** start of Data shown **

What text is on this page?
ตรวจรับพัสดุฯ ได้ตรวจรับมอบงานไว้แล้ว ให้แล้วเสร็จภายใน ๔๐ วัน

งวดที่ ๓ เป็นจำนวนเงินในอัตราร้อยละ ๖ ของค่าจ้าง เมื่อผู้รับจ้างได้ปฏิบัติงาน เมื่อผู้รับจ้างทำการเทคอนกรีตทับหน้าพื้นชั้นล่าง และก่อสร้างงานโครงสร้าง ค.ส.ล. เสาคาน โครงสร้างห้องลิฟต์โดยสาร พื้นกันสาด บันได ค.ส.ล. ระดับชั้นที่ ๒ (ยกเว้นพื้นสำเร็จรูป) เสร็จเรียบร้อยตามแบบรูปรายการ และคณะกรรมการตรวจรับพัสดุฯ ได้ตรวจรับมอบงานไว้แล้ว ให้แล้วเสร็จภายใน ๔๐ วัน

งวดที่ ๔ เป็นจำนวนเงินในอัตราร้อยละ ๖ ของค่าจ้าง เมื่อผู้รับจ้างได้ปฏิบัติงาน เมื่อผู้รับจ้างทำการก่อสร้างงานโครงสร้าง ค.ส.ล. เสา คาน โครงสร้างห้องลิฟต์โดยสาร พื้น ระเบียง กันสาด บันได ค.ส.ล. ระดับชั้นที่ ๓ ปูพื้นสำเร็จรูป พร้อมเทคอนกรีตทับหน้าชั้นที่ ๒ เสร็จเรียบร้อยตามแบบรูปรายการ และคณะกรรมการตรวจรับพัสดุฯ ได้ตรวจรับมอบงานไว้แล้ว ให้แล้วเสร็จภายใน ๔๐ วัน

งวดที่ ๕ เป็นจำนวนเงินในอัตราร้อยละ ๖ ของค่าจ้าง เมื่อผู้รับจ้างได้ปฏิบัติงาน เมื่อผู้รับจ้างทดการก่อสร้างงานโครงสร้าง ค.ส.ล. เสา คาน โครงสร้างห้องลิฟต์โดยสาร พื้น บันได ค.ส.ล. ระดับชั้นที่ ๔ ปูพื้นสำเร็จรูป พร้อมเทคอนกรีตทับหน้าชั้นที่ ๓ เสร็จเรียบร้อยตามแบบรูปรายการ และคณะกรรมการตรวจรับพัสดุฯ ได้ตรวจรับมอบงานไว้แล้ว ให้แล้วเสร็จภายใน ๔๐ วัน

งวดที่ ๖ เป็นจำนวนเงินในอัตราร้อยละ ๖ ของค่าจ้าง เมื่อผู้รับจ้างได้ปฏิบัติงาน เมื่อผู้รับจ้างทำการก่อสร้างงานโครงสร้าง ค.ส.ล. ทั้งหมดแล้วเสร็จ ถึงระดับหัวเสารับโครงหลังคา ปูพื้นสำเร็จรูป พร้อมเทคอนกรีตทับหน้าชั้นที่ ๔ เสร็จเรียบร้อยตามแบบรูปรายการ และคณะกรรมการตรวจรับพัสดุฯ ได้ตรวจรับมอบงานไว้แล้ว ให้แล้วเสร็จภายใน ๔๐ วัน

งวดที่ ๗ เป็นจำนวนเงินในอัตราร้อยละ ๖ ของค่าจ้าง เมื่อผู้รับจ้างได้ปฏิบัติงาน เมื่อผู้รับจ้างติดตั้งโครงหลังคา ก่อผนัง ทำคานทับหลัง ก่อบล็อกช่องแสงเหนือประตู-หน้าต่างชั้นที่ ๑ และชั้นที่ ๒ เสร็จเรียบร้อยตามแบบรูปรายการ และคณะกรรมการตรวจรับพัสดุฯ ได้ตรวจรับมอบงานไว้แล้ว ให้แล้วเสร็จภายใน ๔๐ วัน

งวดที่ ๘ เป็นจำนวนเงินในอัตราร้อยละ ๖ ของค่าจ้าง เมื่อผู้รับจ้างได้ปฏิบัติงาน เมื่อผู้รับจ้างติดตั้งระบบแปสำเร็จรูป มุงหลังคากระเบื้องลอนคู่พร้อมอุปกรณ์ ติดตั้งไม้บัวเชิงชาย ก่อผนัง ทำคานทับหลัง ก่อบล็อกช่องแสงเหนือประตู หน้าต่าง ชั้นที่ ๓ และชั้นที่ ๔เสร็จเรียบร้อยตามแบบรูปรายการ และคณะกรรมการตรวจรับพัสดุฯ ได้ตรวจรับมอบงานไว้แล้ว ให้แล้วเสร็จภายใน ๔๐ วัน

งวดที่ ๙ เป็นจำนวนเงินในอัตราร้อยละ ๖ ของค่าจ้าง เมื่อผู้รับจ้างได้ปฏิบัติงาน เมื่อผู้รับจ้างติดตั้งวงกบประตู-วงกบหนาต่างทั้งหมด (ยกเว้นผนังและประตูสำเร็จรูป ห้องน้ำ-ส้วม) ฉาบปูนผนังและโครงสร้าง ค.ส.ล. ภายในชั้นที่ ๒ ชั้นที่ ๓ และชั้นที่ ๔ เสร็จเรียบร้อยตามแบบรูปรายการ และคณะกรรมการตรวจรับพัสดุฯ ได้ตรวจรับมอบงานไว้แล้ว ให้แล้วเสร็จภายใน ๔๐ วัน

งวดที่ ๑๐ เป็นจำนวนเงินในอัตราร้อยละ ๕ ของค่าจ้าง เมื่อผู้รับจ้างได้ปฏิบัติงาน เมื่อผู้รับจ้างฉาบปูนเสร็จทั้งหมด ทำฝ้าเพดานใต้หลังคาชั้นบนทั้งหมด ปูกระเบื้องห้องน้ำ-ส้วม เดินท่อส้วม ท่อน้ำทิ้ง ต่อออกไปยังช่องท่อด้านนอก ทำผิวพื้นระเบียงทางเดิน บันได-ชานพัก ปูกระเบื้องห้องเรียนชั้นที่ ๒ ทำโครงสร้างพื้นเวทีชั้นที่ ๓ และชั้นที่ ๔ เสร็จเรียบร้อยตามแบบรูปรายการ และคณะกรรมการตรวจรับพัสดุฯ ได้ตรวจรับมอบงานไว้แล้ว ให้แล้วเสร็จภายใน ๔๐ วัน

** end of Data shown **

* _Requirements_
Print the complete listing again, exactly as it stands.

* _Solved problem_
What text is on this page?
ตรวจรับพัสดุฯ ได้ตรวจรับมอบงานไว้แล้ว ให้แล้วเสร็จภายใน ๔๐ วัน

งวดที่ ๓ เป็นจำนวนเงินในอัตราร้อยละ ๖ ของค่าจ้าง เมื่อผู้รับจ้างได้ปฏิบัติงาน เมื่อผู้รับจ้างทำการเทคอนกรีตทับหน้าพื้นชั้นล่าง และก่อสร้างงานโครงสร้าง ค.ส.ล. เสาคาน โครงสร้างห้องลิฟต์โดยสาร พื้นกันสาด บันได ค.ส.ล. ระดับชั้นที่ ๒ (ยกเว้นพื้นสำเร็จรูป) เสร็จเรียบร้อยตามแบบรูปรายการ และคณะกรรมการตรวจรับพัสดุฯ ได้ตรวจรับมอบงานไว้แล้ว ให้แล้วเสร็จภายใน ๔๐ วัน

งวดที่ ๔ เป็นจำนวนเงินในอัตราร้อยละ ๖ ของค่าจ้าง เมื่อผู้รับจ้างได้ปฏิบัติงาน เมื่อผู้รับจ้างทำการก่อสร้างงานโครงสร้าง ค.ส.ล. เสา คาน โครงสร้างห้องลิฟต์โดยสาร พื้น ระเบียง กันสาด บันได ค.ส.ล. ระดับชั้นที่ ๓ ปูพื้นสำเร็จรูป พร้อมเทคอนกรีตทับหน้าชั้นที่ ๒ เสร็จเรียบร้อยตามแบบรูปรายการ และคณะกรรมการตรวจรับพัสดุฯ ได้ตรวจรับมอบงานไว้แล้ว ให้แล้วเสร็จภายใน ๔๐ วัน

งวดที่ ๕ เป็นจำนวนเงินในอัตราร้อยละ ๖ ของค่าจ้าง เมื่อผู้รับจ้างได้ปฏิบัติงาน เมื่อผู้รับจ้างทดการก่อสร้างงานโครงสร้าง ค.ส.ล. เสา คาน โครงสร้างห้องลิฟต์โดยสาร พื้น บันได ค.ส.ล. ระดับชั้นที่ ๔ ปูพื้นสำเร็จรูป พร้อมเทคอนกรีตทับหน้าชั้นที่ ๓ เสร็จเรียบร้อยตามแบบรูปรายการ และคณะกรรมการตรวจรับพัสดุฯ ได้ตรวจรับมอบงานไว้แล้ว ให้แล้วเสร็จภายใน ๔๐ วัน

งวดที่ ๖ เป็นจำนวนเงินในอัตราร้อยละ ๖ ของค่าจ้าง เมื่อผู้รับจ้างได้ปฏิบัติงาน เมื่อผู้รับจ้างทำการก่อสร้างงานโครงสร้าง ค.ส.ล. ทั้งหมดแล้วเสร็จ ถึงระดับหัวเสารับโครงหลังคา ปูพื้นสำเร็จรูป พร้อมเทคอนกรีตทับหน้าชั้นที่ ๔ เสร็จเรียบร้อยตามแบบรูปรายการ และคณะกรรมการตรวจรับพัสดุฯ ได้ตรวจรับมอบงานไว้แล้ว ให้แล้วเสร็จภายใน ๔๐ วัน

งวดที่ ๗ เป็นจำนวนเงินในอัตราร้อยละ ๖ ของค่าจ้าง เมื่อผู้รับจ้างได้ปฏิบัติงาน เมื่อผู้รับจ้างติดตั้งโครงหลังคา ก่อผนัง ทำคานทับหลัง ก่อบล็อกช่องแสงเหนือประตู-หน้าต่างชั้นที่ ๑ และชั้นที่ ๒ เสร็จเรียบร้อยตามแบบรูปรายการ และคณะกรรมการตรวจรับพัสดุฯ ได้ตรวจรับมอบงานไว้แล้ว ให้แล้วเสร็จภายใน ๔๐ วัน

งวดที่ ๘ เป็นจำนวนเงินในอัตราร้อยละ ๖ ของค่าจ้าง เมื่อผู้รับจ้างได้ปฏิบัติงาน เมื่อผู้รับจ้างติดตั้งระบบแปสำเร็จรูป มุงหลังคากระเบื้องลอนคู่พร้อมอุปกรณ์ ติดตั้งไม้บัวเชิงชาย ก่อผนัง ทำคานทับหลัง ก่อบล็อกช่องแสงเหนือประตู หน้าต่าง ชั้นที่ ๓ และชั้นที่ ๔เสร็จเรียบร้อยตามแบบรูปรายการ และคณะกรรมการตรวจรับพัสดุฯ ได้ตรวจรับมอบงานไว้แล้ว ให้แล้วเสร็จภายใน ๔๐ วัน

งวดที่ ๙ เป็นจำนวนเงินในอัตราร้อยละ ๖ ของค่าจ้าง เมื่อผู้รับจ้างได้ปฏิบัติงาน เมื่อผู้รับจ้างติดตั้งวงกบประตู-วงกบหนาต่างทั้งหมด (ยกเว้นผนังและประตูสำเร็จรูป ห้องน้ำ-ส้วม) ฉาบปูนผนังและโครงสร้าง ค.ส.ล. ภายในชั้นที่ ๒ ชั้นที่ ๓ และชั้นที่ ๔ เสร็จเรียบร้อยตามแบบรูปรายการ และคณะกรรมการตรวจรับพัสดุฯ ได้ตรวจรับมอบงานไว้แล้ว ให้แล้วเสร็จภายใน ๔๐ วัน

งวดที่ ๑๐ เป็นจำนวนเงินในอัตราร้อยละ ๕ ของค่าจ้าง เมื่อผู้รับจ้างได้ปฏิบัติงาน เมื่อผู้รับจ้างฉาบปูนเสร็จทั้งหมด ทำฝ้าเพดานใต้หลังคาชั้นบนทั้งหมด ปูกระเบื้องห้องน้ำ-ส้วม เดินท่อส้วม ท่อน้ำทิ้ง ต่อออกไปยังช่องท่อด้านนอก ทำผิวพื้นระเบียงทางเดิน บันได-ชานพัก ปูกระเบื้องห้องเรียนชั้นที่ ๒ ทำโครงสร้างพื้นเวทีชั้นที่ ๓ และชั้นที่ ๔ เสร็จเรียบร้อยตามแบบรูปรายการ และคณะกรรมการตรวจรับพัสดุฯ ได้ตรวจรับมอบงานไว้แล้ว ให้แล้วเสร็จภายใน ๔๐ วัน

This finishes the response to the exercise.